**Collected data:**
________________________________________

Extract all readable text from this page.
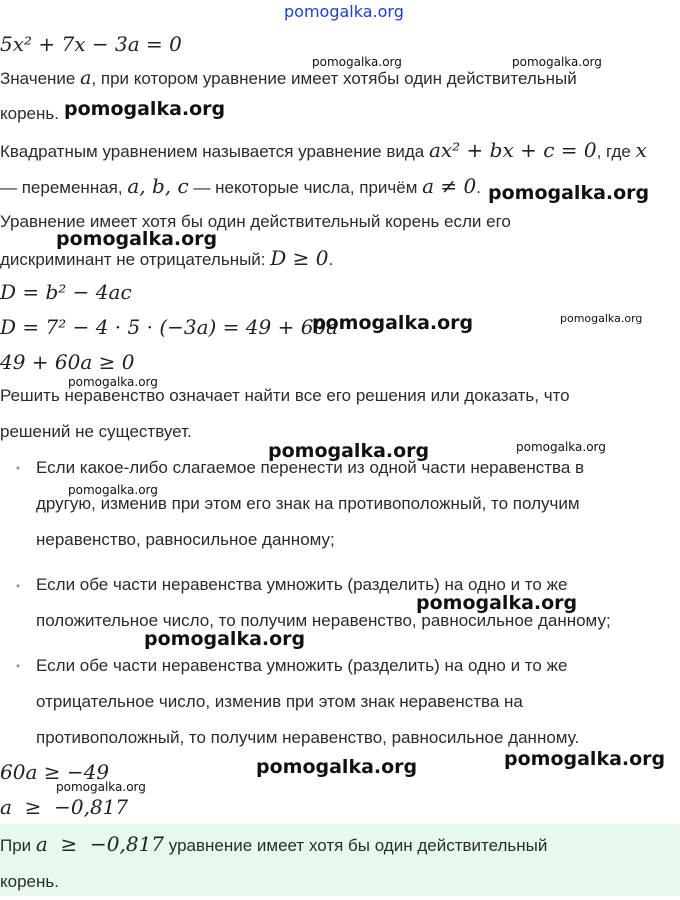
pomogalka.org
5x² + 7x − 3a = 0
Значение a, при котором уравнение имеет хотябы один действительный
корень.
Квадратным уравнением называется уравнение вида ax² + bx + c = 0, где x
— переменная, a, b, c — некоторые числа, причём a ≠ 0.
Уравнение имеет хотя бы один действительный корень если его
дискриминант не отрицательный: D ≥ 0.
D = b² − 4ac
D = 7² − 4 · 5 · (−3a) = 49 + 60a
49 + 60a ≥ 0
Решить неравенство означает найти все его решения или доказать, что
решений не существует.
• Если какое-либо слагаемое перенести из одной части неравенства в
другую, изменив при этом его знак на противоположный, то получим
неравенство, равносильное данному;
• Если обе части неравенства умножить (разделить) на одно и то же
положительное число, то получим неравенство, равносильное данному;
• Если обе части неравенства умножить (разделить) на одно и то же
отрицательное число, изменив при этом знак неравенства на
противоположный, то получим неравенство, равносильное данному.
60a ≥ −49
a  ≥  −0,817
При a  ≥  −0,817 уравнение имеет хотя бы один действительный
корень.
pomogalka.org	pomogalka.org
pomogalka.org
pomogalka.org
pomogalka.org
pomogalka.org	pomogalka.org
pomogalka.org
pomogalka.org	pomogalka.org
pomogalka.org
pomogalka.org
pomogalka.org
pomogalka.org	pomogalka.org
pomogalka.org
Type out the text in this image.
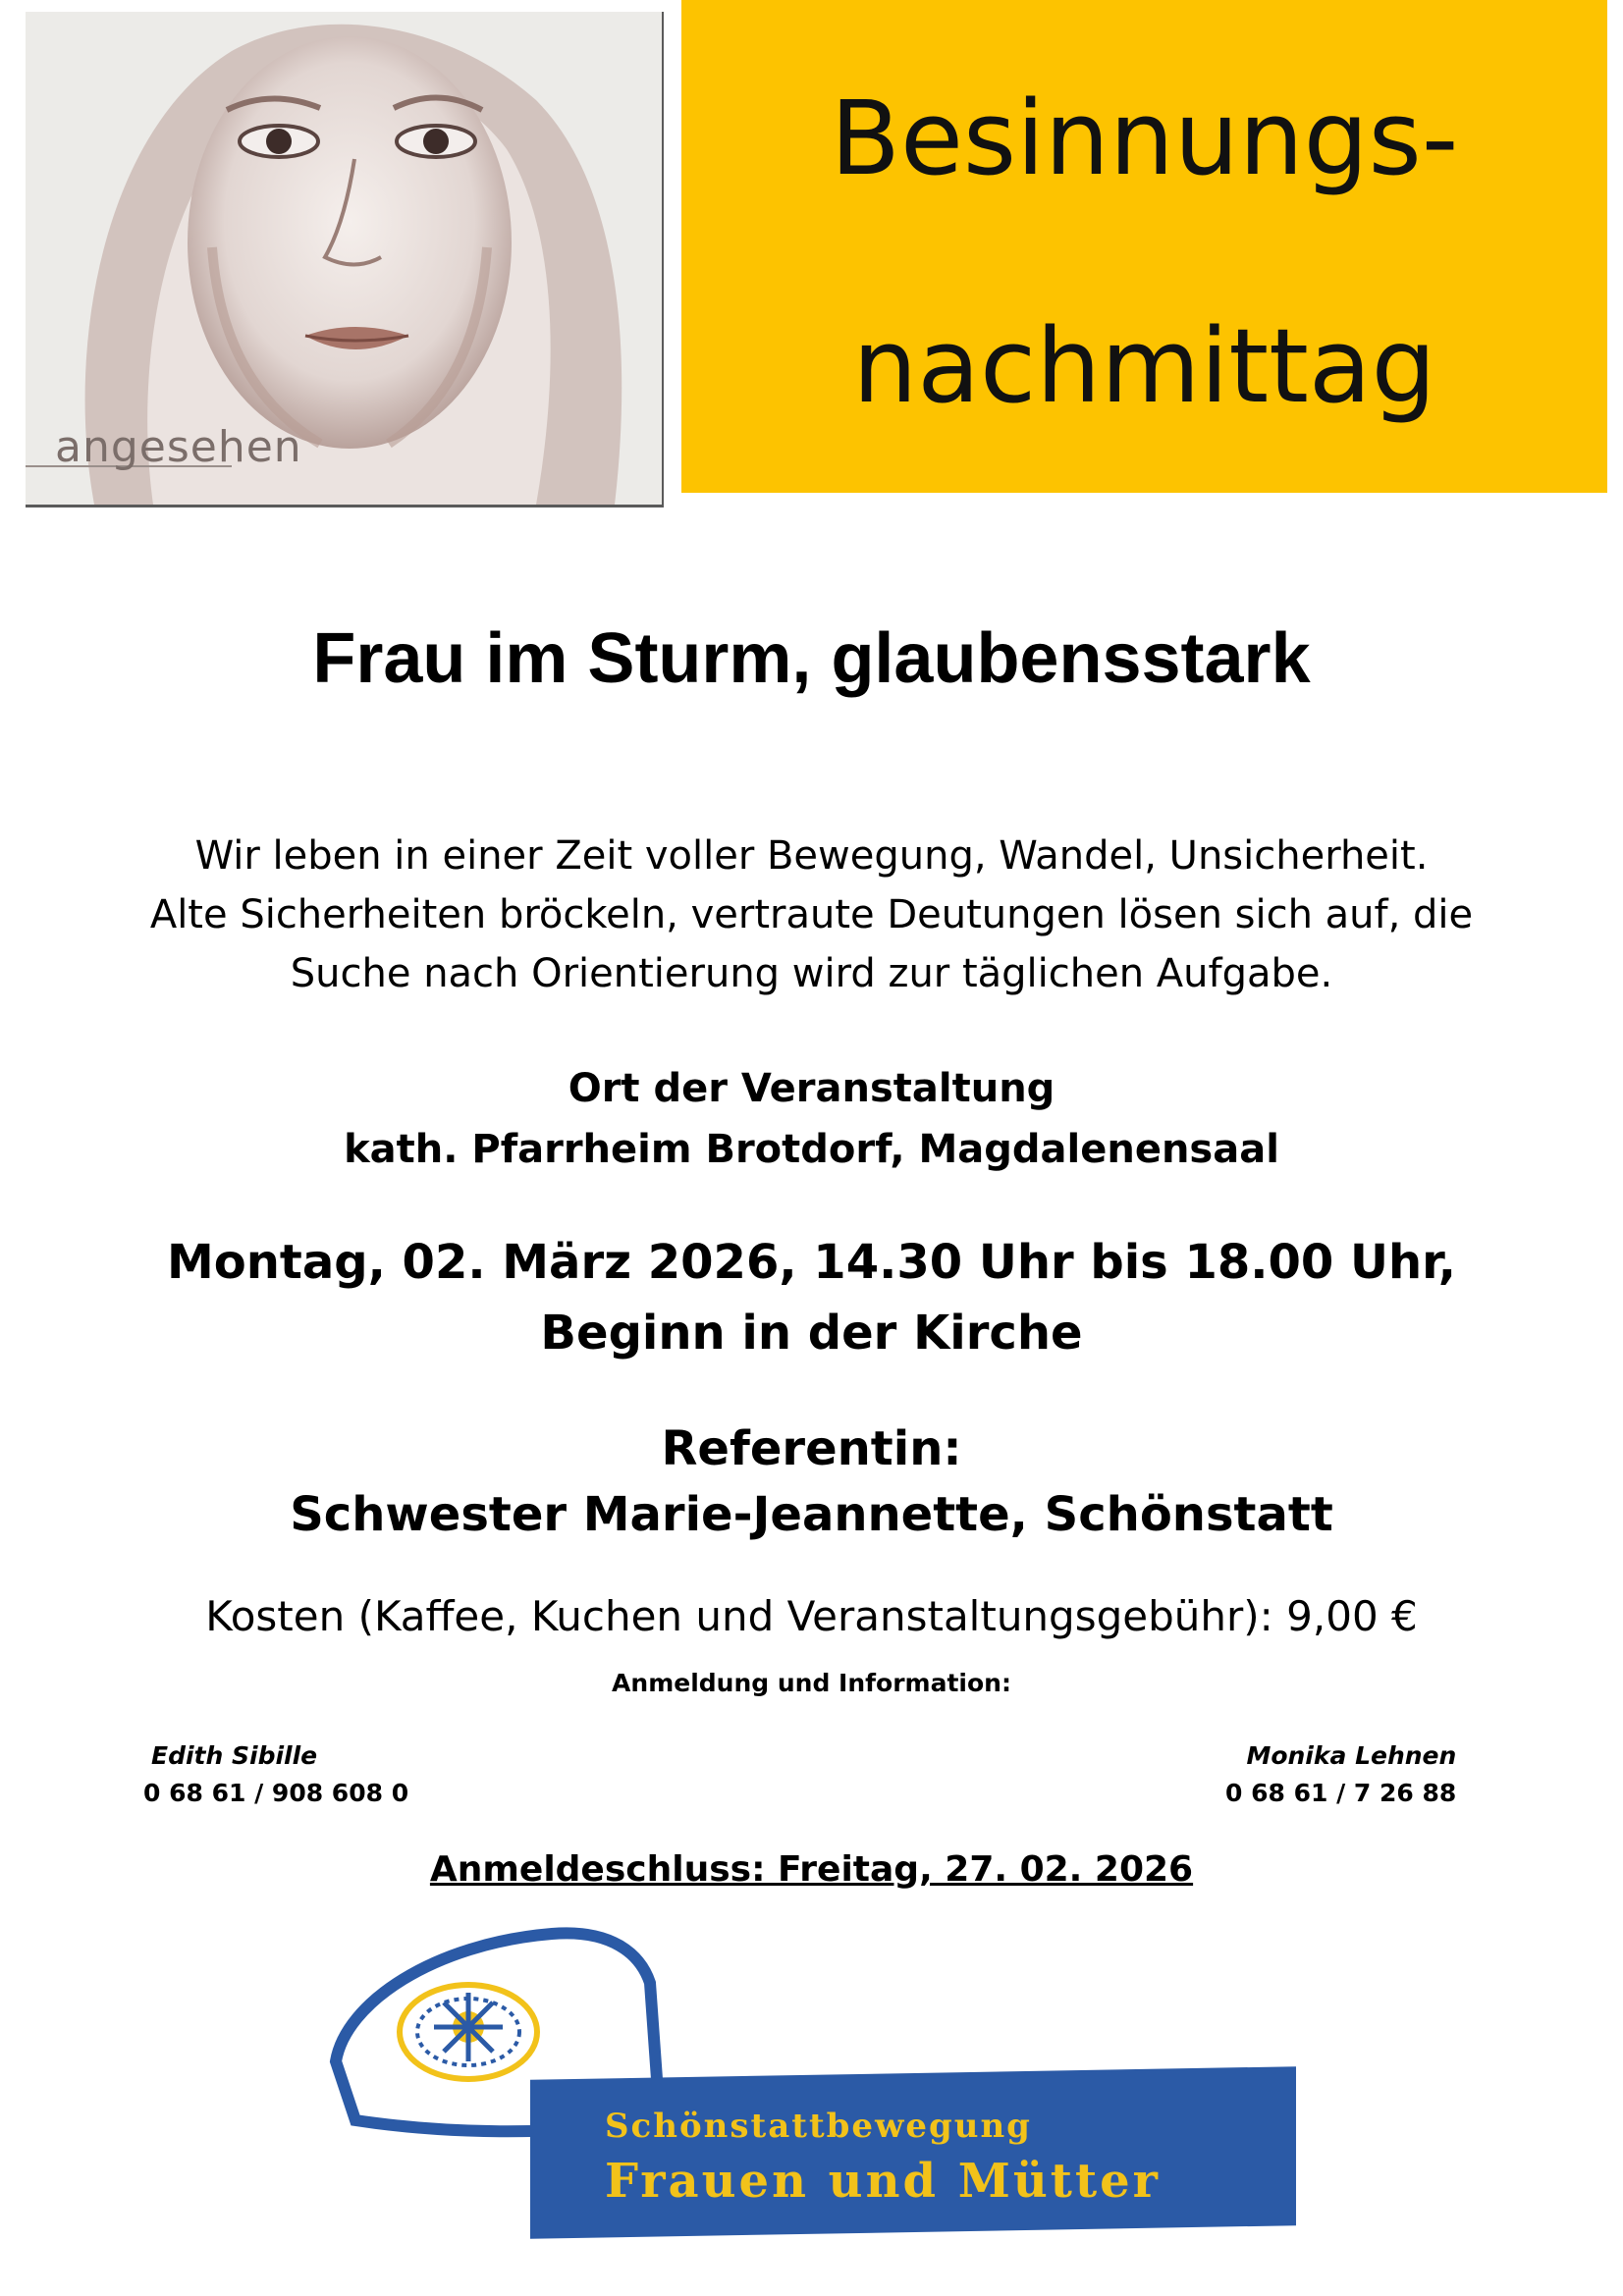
angesehen
Besinnungs-
nachmittag
Frau im Sturm, glaubensstark
Wir leben in einer Zeit voller Bewegung, Wandel, Unsicherheit.
Alte Sicherheiten bröckeln, vertraute Deutungen lösen sich auf, die
Suche nach Orientierung wird zur täglichen Aufgabe.
Ort der Veranstaltung
kath. Pfarrheim Brotdorf, Magdalenensaal
Montag, 02. März 2026, 14.30 Uhr bis 18.00 Uhr,
Beginn in der Kirche
Referentin:
Schwester Marie-Jeannette, Schönstatt
Kosten (Kaffee, Kuchen und Veranstaltungsgebühr): 9,00 €
Anmeldung und Information:
Edith Sibille
0 68 61 / 908 608 0
Monika Lehnen
0 68 61 / 7 26 88
Anmeldeschluss: Freitag, 27. 02. 2026
Schönstattbewegung
Frauen und Mütter
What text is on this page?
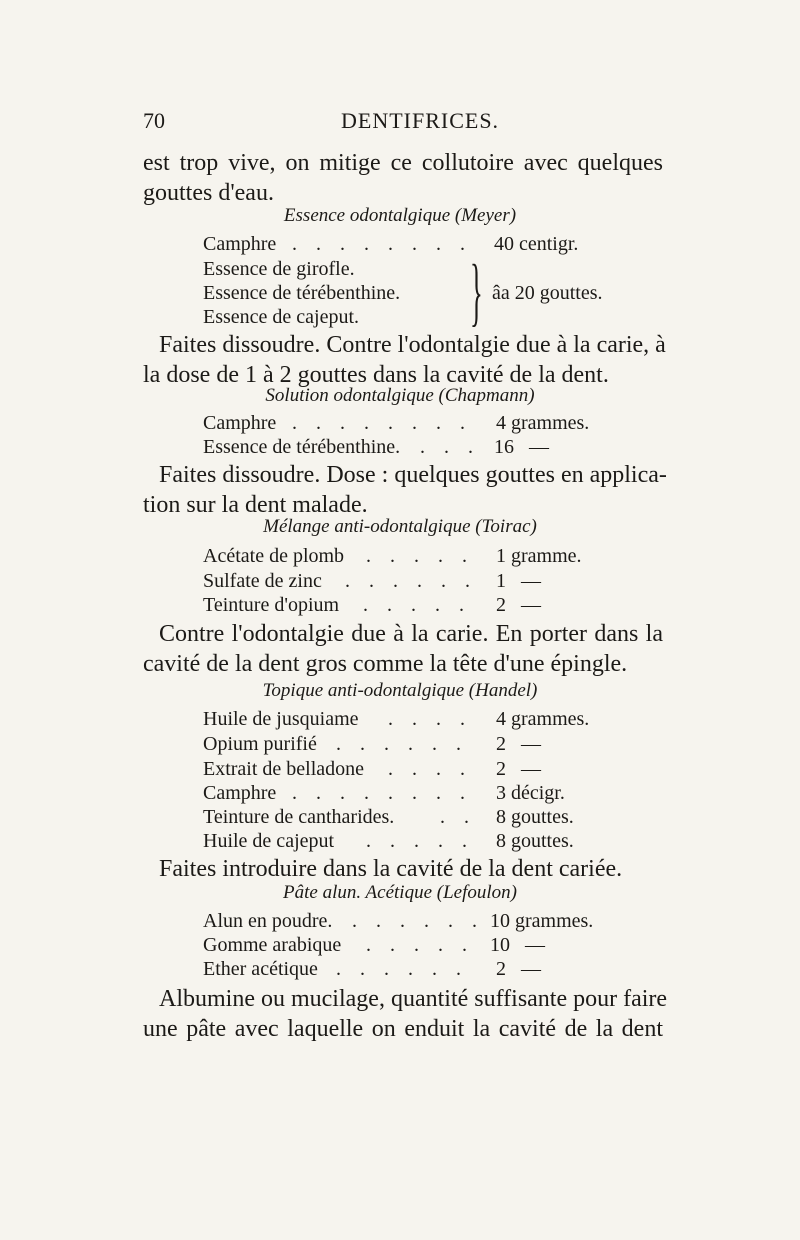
70	DENTIFRICES.
est trop vive, on mitige ce collutoire avec quelques
gouttes d'eau.
Essence odontalgique (Meyer)
Camphre . . . . . . . . 40 centigr.
Essence de girofle.
Essence de térébenthine.
Essence de cajeput. } âa 20 gouttes.
Faites dissoudre. Contre l'odontalgie due à la carie, à
la dose de 1 à 2 gouttes dans la cavité de la dent.
Solution odontalgique (Chapmann)
Camphre . . . . . . . . 4 grammes.
Essence de térébenthine. . . . 16   —
Faites dissoudre. Dose : quelques gouttes en applica-
tion sur la dent malade.
Mélange anti-odontalgique (Toirac)
Acétate de plomb . . . . . 1 gramme.
Sulfate de zinc . . . . . . 1   —
Teinture d'opium . . . . . 2   —
Contre l'odontalgie due à la carie. En porter dans la
cavité de la dent gros comme la tête d'une épingle.
Topique anti-odontalgique (Handel)
Huile de jusquiame . . . . 4 grammes.
Opium purifié . . . . . . 2   —
Extrait de belladone . . . . 2   —
Camphre . . . . . . . . 3 décigr.
Teinture de cantharides. . . 8 gouttes.
Huile de cajeput . . . . . 8 gouttes.
Faites introduire dans la cavité de la dent cariée.
Pâte alun. Acétique (Lefoulon)
Alun en poudre. . . . . . . 10 grammes.
Gomme arabique . . . . . 10   —
Ether acétique . . . . . . 2   —
Albumine ou mucilage, quantité suffisante pour faire
une pâte avec laquelle on enduit la cavité de la dent
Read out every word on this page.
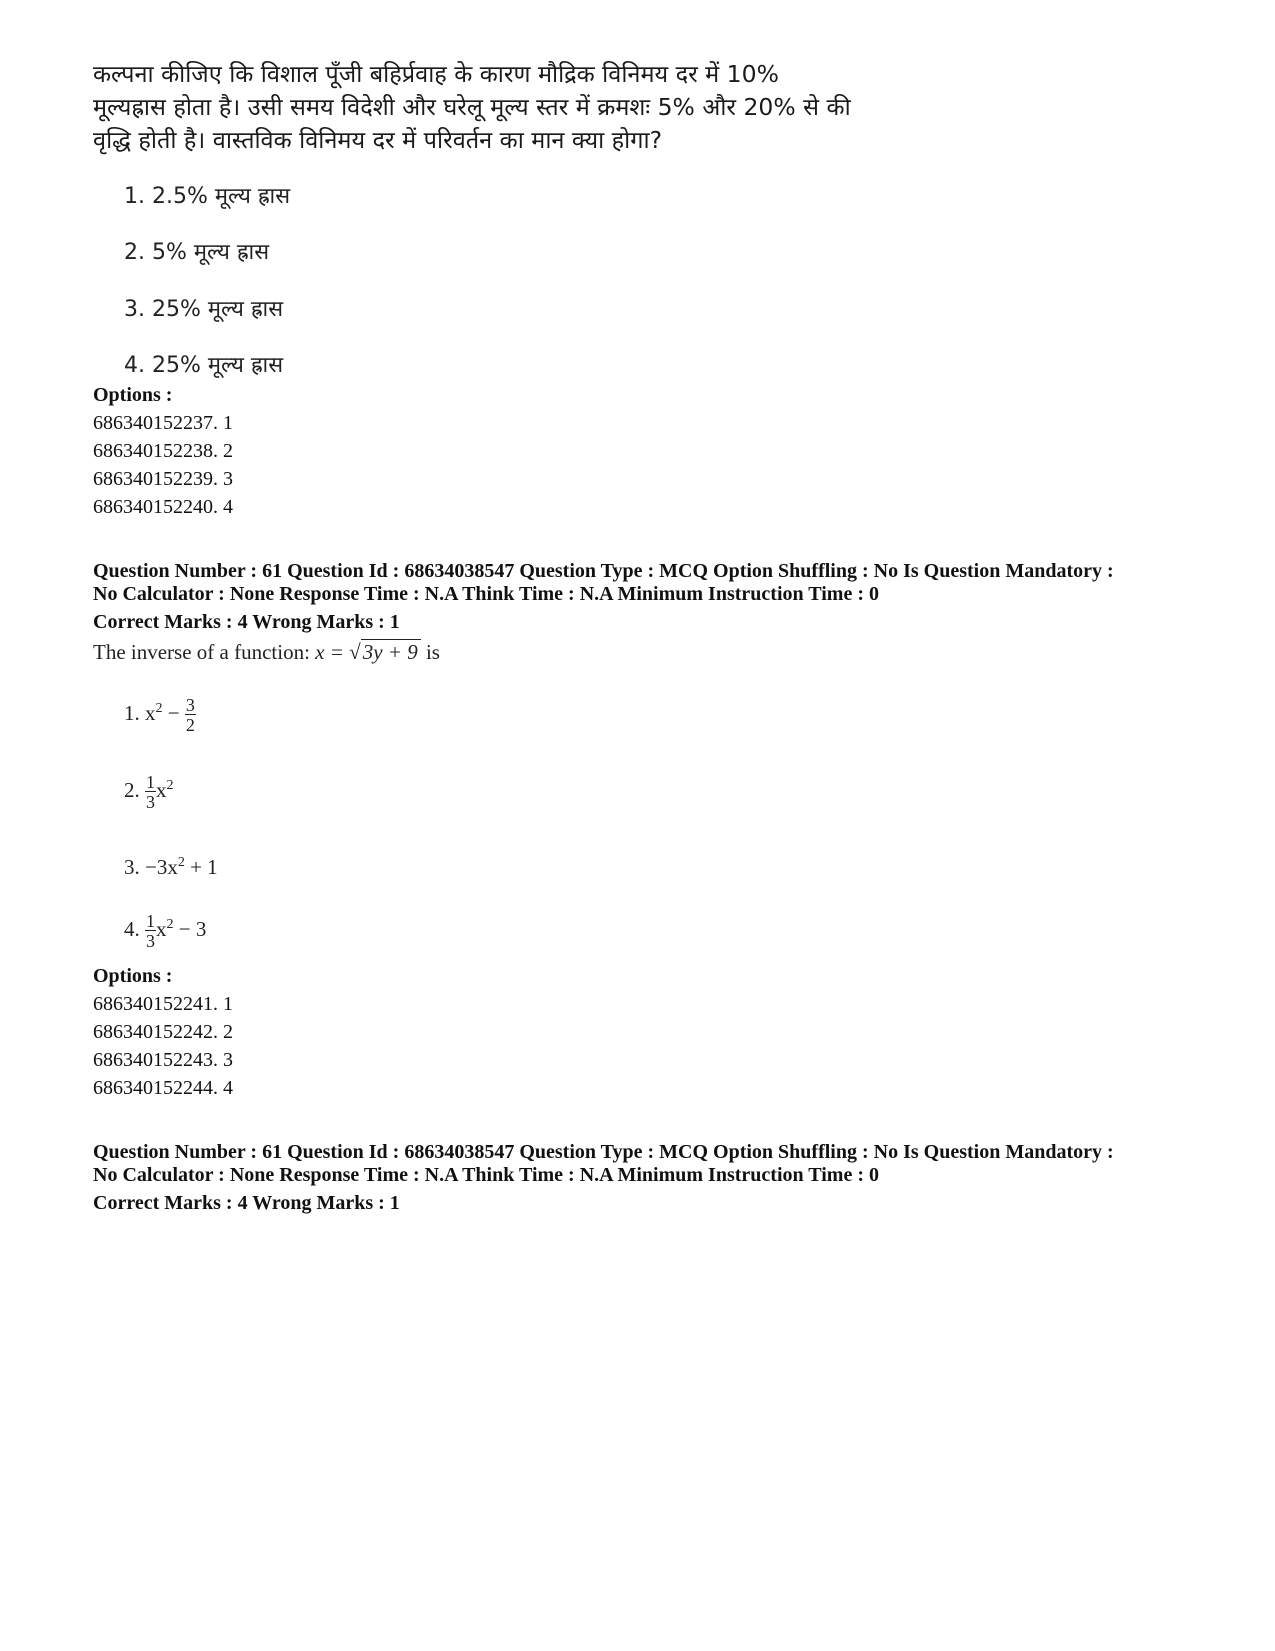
कल्पना कीजिए कि विशाल पूँजी बहिर्प्रवाह के कारण मौद्रिक विनिमय दर में 10%
मूल्यह्रास होता है। उसी समय विदेशी और घरेलू मूल्य स्तर में क्रमशः 5% और 20% से की
वृद्धि होती है। वास्तविक विनिमय दर में परिवर्तन का मान क्या होगा?
1. 2.5% मूल्य ह्रास
2. 5% मूल्य ह्रास
3. 25% मूल्य ह्रास
4. 25% मूल्य ह्रास
Options :
686340152237. 1
686340152238. 2
686340152239. 3
686340152240. 4
Question Number : 61 Question Id : 68634038547 Question Type : MCQ Option Shuffling : No Is Question Mandatory :
No Calculator : None Response Time : N.A Think Time : N.A Minimum Instruction Time : 0
Correct Marks : 4 Wrong Marks : 1
The inverse of a function: x = √3y + 9 is
1. $x^2 - \frac{3}{2}$
2. $\frac{1}{3} x^2$
3. $-3x^2 + 1$
4. $\frac{1}{3} x^2 - 3$
Options :
686340152241. 1
686340152242. 2
686340152243. 3
686340152244. 4
Question Number : 61 Question Id : 68634038547 Question Type : MCQ Option Shuffling : No Is Question Mandatory :
No Calculator : None Response Time : N.A Think Time : N.A Minimum Instruction Time : 0
Correct Marks : 4 Wrong Marks : 1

________________________________________

**Problem:** From the listing above, copy every line that includes the word "carie".

**Problem solution:**
Faites dissoudre. Contre l'odontalgie due à la carie, à
Contre l'odontalgie due à la carie. En porter dans la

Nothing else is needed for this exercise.